▶ Problem
Each entry below should be written out exactly as it is, with no pictures.

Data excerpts

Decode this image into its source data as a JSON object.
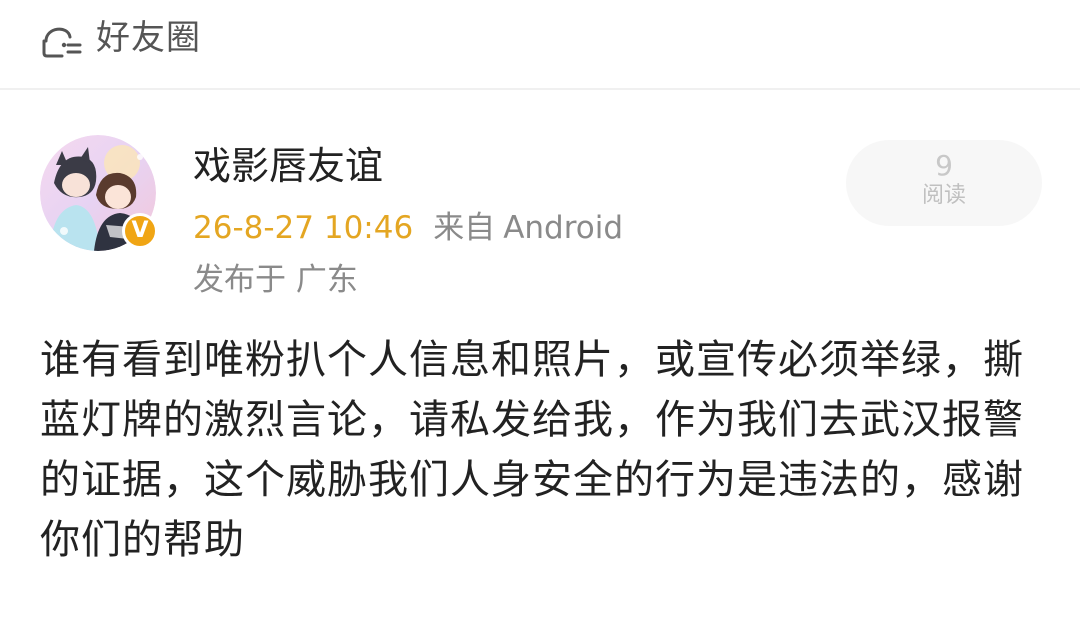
{
  "header": {
    "title": "好友圈",
    "icon": "friends-circle-icon"
  },
  "post": {
    "username": "戏影唇友谊",
    "time": "26-8-27 10:46",
    "source_prefix": "来自",
    "device": "Android",
    "location": "发布于 广东",
    "reads": {
      "count": "9",
      "label": "阅读"
    },
    "badge": "V",
    "colors": {
      "time": "#e4a622",
      "badge": "#f0a514"
    },
    "text": "谁有看到唯粉扒个人信息和照片，或宣传必须举绿，撕蓝灯牌的激烈言论，请私发给我，作为我们去武汉报警的证据，这个威胁我们人身安全的行为是违法的，感谢你们的帮助"
  }
}
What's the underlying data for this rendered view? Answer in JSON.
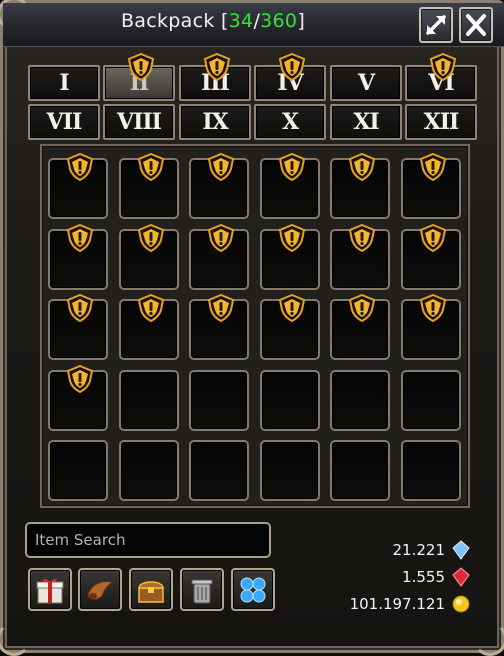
{
  "window": {
    "title_prefix": "Backpack [",
    "used": "34",
    "separator": "/",
    "capacity": "360",
    "title_suffix": "]"
  },
  "tabs": [
    {
      "label": "I",
      "warning": false,
      "active": false
    },
    {
      "label": "II",
      "warning": true,
      "active": true
    },
    {
      "label": "III",
      "warning": true,
      "active": false
    },
    {
      "label": "IV",
      "warning": true,
      "active": false
    },
    {
      "label": "V",
      "warning": false,
      "active": false
    },
    {
      "label": "VI",
      "warning": true,
      "active": false
    },
    {
      "label": "VII",
      "warning": false,
      "active": false
    },
    {
      "label": "VIII",
      "warning": false,
      "active": false
    },
    {
      "label": "IX",
      "warning": false,
      "active": false
    },
    {
      "label": "X",
      "warning": false,
      "active": false
    },
    {
      "label": "XI",
      "warning": false,
      "active": false
    },
    {
      "label": "XII",
      "warning": false,
      "active": false
    }
  ],
  "slots": [
    true,
    true,
    true,
    true,
    true,
    true,
    true,
    true,
    true,
    true,
    true,
    true,
    true,
    true,
    true,
    true,
    true,
    true,
    true,
    false,
    false,
    false,
    false,
    false,
    false,
    false,
    false,
    false,
    false,
    false
  ],
  "search": {
    "placeholder": "Item Search"
  },
  "tools": [
    {
      "icon": "gift-box-icon"
    },
    {
      "icon": "horn-icon"
    },
    {
      "icon": "treasure-chest-icon"
    },
    {
      "icon": "trash-can-icon"
    },
    {
      "icon": "blue-orbs-icon"
    }
  ],
  "currencies": [
    {
      "value": "21.221",
      "icon": "blue-crystal-icon",
      "color": "#7fc4ff"
    },
    {
      "value": "1.555",
      "icon": "red-crystal-icon",
      "color": "#e0283a"
    },
    {
      "value": "101.197.121",
      "icon": "gold-coin-icon",
      "color": "#f2c81e"
    }
  ],
  "colors": {
    "accent_green": "#35e23a",
    "warning_gold": "#e8a21a",
    "frame": "#8a8070"
  }
}
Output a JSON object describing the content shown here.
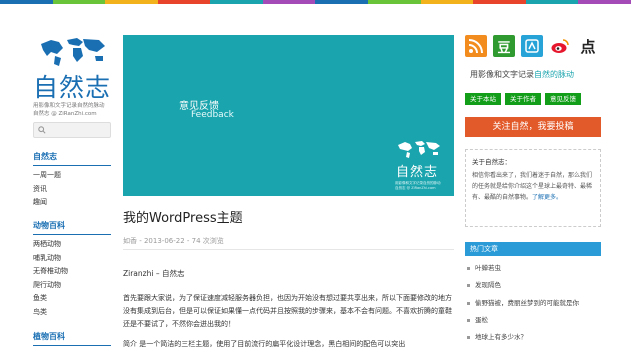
{
  "topbar_colors": [
    "#1a6fb3",
    "#6ac43a",
    "#f2b21b",
    "#e8432b",
    "#1aa4ad",
    "#a44bb8",
    "#1a6fb3",
    "#6ac43a",
    "#f2b21b",
    "#e8432b",
    "#1aa4ad",
    "#a44bb8"
  ],
  "logo": {
    "brand": "自然志",
    "tagline": "用影像和文字记录自然的脉动",
    "url_line": "自然志 @ ZiRanZhi.com"
  },
  "sidebar": {
    "sections": [
      {
        "heading": "自然志",
        "items": [
          "一周一题",
          "资讯",
          "趣闻"
        ]
      },
      {
        "heading": "动物百科",
        "items": [
          "两栖动物",
          "哺乳动物",
          "无脊椎动物",
          "爬行动物",
          "鱼类",
          "鸟类"
        ]
      },
      {
        "heading": "植物百科",
        "items": []
      }
    ]
  },
  "hero": {
    "title_cn": "意见反馈",
    "title_en": "Feedback",
    "watermark": "自然志",
    "watermark_tag1": "用影像和文字记录自然的脉动",
    "watermark_tag2": "自然志 @ ZiRanZhi.com"
  },
  "post": {
    "title": "我的WordPress主题",
    "meta": "如香 - 2013-06-22 - 74 次浏览",
    "author_line": "Ziranzhi – 自然志",
    "paragraph": "首先要跟大家说，为了保证速度减轻服务器负担，也因为开始没有想过要共享出来，所以下面要修改的地方没有集成到后台，但是可以保证如果懂一点代码并且按照我的步骤来，基本不会有问题。不喜欢折腾的童鞋还是不要试了，不然你会迸出我的！",
    "next_line": "简介     是一个简洁的三栏主题，使用了目前流行的扁平化设计理念，黑白相间的配色可以突出"
  },
  "social_icons": [
    {
      "name": "rss-icon",
      "color": "#f28c1e"
    },
    {
      "name": "douban-icon",
      "color": "#2f9a2f",
      "glyph": "豆"
    },
    {
      "name": "qzone-icon",
      "color": "#27a3d8"
    },
    {
      "name": "weibo-icon",
      "color": "#ffffff"
    },
    {
      "name": "dianping-icon",
      "color": "#ffffff",
      "glyph": "点"
    }
  ],
  "slogan": {
    "a": "用",
    "b": "影像",
    "c": "和",
    "d": "文字",
    "e": "记录",
    "f": "自然的脉动"
  },
  "buttons": [
    "关于本站",
    "关于作者",
    "意见反馈"
  ],
  "follow_button": "关注自然，我要投稿",
  "about": {
    "heading": "关于自然志：",
    "body": "相信你看出来了，我们着迷于自然，那么我们的任务就是给你介绍这个星球上最奇特、最稀有、最酷的自然事物。",
    "more": "了解更多。"
  },
  "hot": {
    "heading": "热门文章",
    "items": [
      "叶蝉若虫",
      "发现隔色",
      "偷野猫被，费丽丝梦到的可能就是你",
      "蛋松",
      "地球上有多少水？"
    ]
  }
}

▶ Right answer
Decode this image into its source data as a JSON object.
{
  "header": {
    "title": "好友圈",
    "icon": "friends-circle-icon"
  },
  "post": {
    "username": "戏影唇友谊",
    "time": "26-8-27 10:46",
    "source_prefix": "来自",
    "device": "Android",
    "location": "发布于 广东",
    "reads": {
      "count": "9",
      "label": "阅读"
    },
    "badge": "V",
    "colors": {
      "time": "#e4a622",
      "badge": "#f0a514"
    },
    "text": "谁有看到唯粉扒个人信息和照片，或宣传必须举绿，撕蓝灯牌的激烈言论，请私发给我，作为我们去武汉报警的证据，这个威胁我们人身安全的行为是违法的，感谢你们的帮助"
  }
}
What's the underlying data for this rendered view? Answer in JSON.
{
  "window": {
    "title_prefix": "Backpack [",
    "used": "34",
    "separator": "/",
    "capacity": "360",
    "title_suffix": "]"
  },
  "tabs": [
    {
      "label": "I",
      "warning": false,
      "active": false
    },
    {
      "label": "II",
      "warning": true,
      "active": true
    },
    {
      "label": "III",
      "warning": true,
      "active": false
    },
    {
      "label": "IV",
      "warning": true,
      "active": false
    },
    {
      "label": "V",
      "warning": false,
      "active": false
    },
    {
      "label": "VI",
      "warning": true,
      "active": false
    },
    {
      "label": "VII",
      "warning": false,
      "active": false
    },
    {
      "label": "VIII",
      "warning": false,
      "active": false
    },
    {
      "label": "IX",
      "warning": false,
      "active": false
    },
    {
      "label": "X",
      "warning": false,
      "active": false
    },
    {
      "label": "XI",
      "warning": false,
      "active": false
    },
    {
      "label": "XII",
      "warning": false,
      "active": false
    }
  ],
  "slots": [
    true,
    true,
    true,
    true,
    true,
    true,
    true,
    true,
    true,
    true,
    true,
    true,
    true,
    true,
    true,
    true,
    true,
    true,
    true,
    false,
    false,
    false,
    false,
    false,
    false,
    false,
    false,
    false,
    false,
    false
  ],
  "search": {
    "placeholder": "Item Search"
  },
  "tools": [
    {
      "icon": "gift-box-icon"
    },
    {
      "icon": "horn-icon"
    },
    {
      "icon": "treasure-chest-icon"
    },
    {
      "icon": "trash-can-icon"
    },
    {
      "icon": "blue-orbs-icon"
    }
  ],
  "currencies": [
    {
      "value": "21.221",
      "icon": "blue-crystal-icon",
      "color": "#7fc4ff"
    },
    {
      "value": "1.555",
      "icon": "red-crystal-icon",
      "color": "#e0283a"
    },
    {
      "value": "101.197.121",
      "icon": "gold-coin-icon",
      "color": "#f2c81e"
    }
  ],
  "colors": {
    "accent_green": "#35e23a",
    "warning_gold": "#e8a21a",
    "frame": "#8a8070"
  }
}
Output a JSON object describing the content shown here.
{
  "topbar_colors": [
    "#1a6fb3",
    "#6ac43a",
    "#f2b21b",
    "#e8432b",
    "#1aa4ad",
    "#a44bb8",
    "#1a6fb3",
    "#6ac43a",
    "#f2b21b",
    "#e8432b",
    "#1aa4ad",
    "#a44bb8"
  ],
  "logo": {
    "brand": "自然志",
    "tagline": "用影像和文字记录自然的脉动",
    "url_line": "自然志 @ ZiRanZhi.com"
  },
  "sidebar": {
    "sections": [
      {
        "heading": "自然志",
        "items": [
          "一周一题",
          "资讯",
          "趣闻"
        ]
      },
      {
        "heading": "动物百科",
        "items": [
          "两栖动物",
          "哺乳动物",
          "无脊椎动物",
          "爬行动物",
          "鱼类",
          "鸟类"
        ]
      },
      {
        "heading": "植物百科",
        "items": []
      }
    ]
  },
  "hero": {
    "title_cn": "意见反馈",
    "title_en": "Feedback",
    "watermark": "自然志",
    "watermark_tag1": "用影像和文字记录自然的脉动",
    "watermark_tag2": "自然志 @ ZiRanZhi.com"
  },
  "post": {
    "title": "我的WordPress主题",
    "meta": "如香 - 2013-06-22 - 74 次浏览",
    "author_line": "Ziranzhi – 自然志",
    "paragraph": "首先要跟大家说，为了保证速度减轻服务器负担，也因为开始没有想过要共享出来，所以下面要修改的地方没有集成到后台，但是可以保证如果懂一点代码并且按照我的步骤来，基本不会有问题。不喜欢折腾的童鞋还是不要试了，不然你会迸出我的！",
    "next_line": "简介     是一个简洁的三栏主题，使用了目前流行的扁平化设计理念，黑白相间的配色可以突出"
  },
  "social_icons": [
    {
      "name": "rss-icon",
      "color": "#f28c1e"
    },
    {
      "name": "douban-icon",
      "color": "#2f9a2f",
      "glyph": "豆"
    },
    {
      "name": "qzone-icon",
      "color": "#27a3d8"
    },
    {
      "name": "weibo-icon",
      "color": "#ffffff"
    },
    {
      "name": "dianping-icon",
      "color": "#ffffff",
      "glyph": "点"
    }
  ],
  "slogan": {
    "a": "用",
    "b": "影像",
    "c": "和",
    "d": "文字",
    "e": "记录",
    "f": "自然的脉动"
  },
  "buttons": [
    "关于本站",
    "关于作者",
    "意见反馈"
  ],
  "follow_button": "关注自然，我要投稿",
  "about": {
    "heading": "关于自然志：",
    "body": "相信你看出来了，我们着迷于自然，那么我们的任务就是给你介绍这个星球上最奇特、最稀有、最酷的自然事物。",
    "more": "了解更多。"
  },
  "hot": {
    "heading": "热门文章",
    "items": [
      "叶蝉若虫",
      "发现隔色",
      "偷野猫被，费丽丝梦到的可能就是你",
      "蛋松",
      "地球上有多少水？"
    ]
  }
}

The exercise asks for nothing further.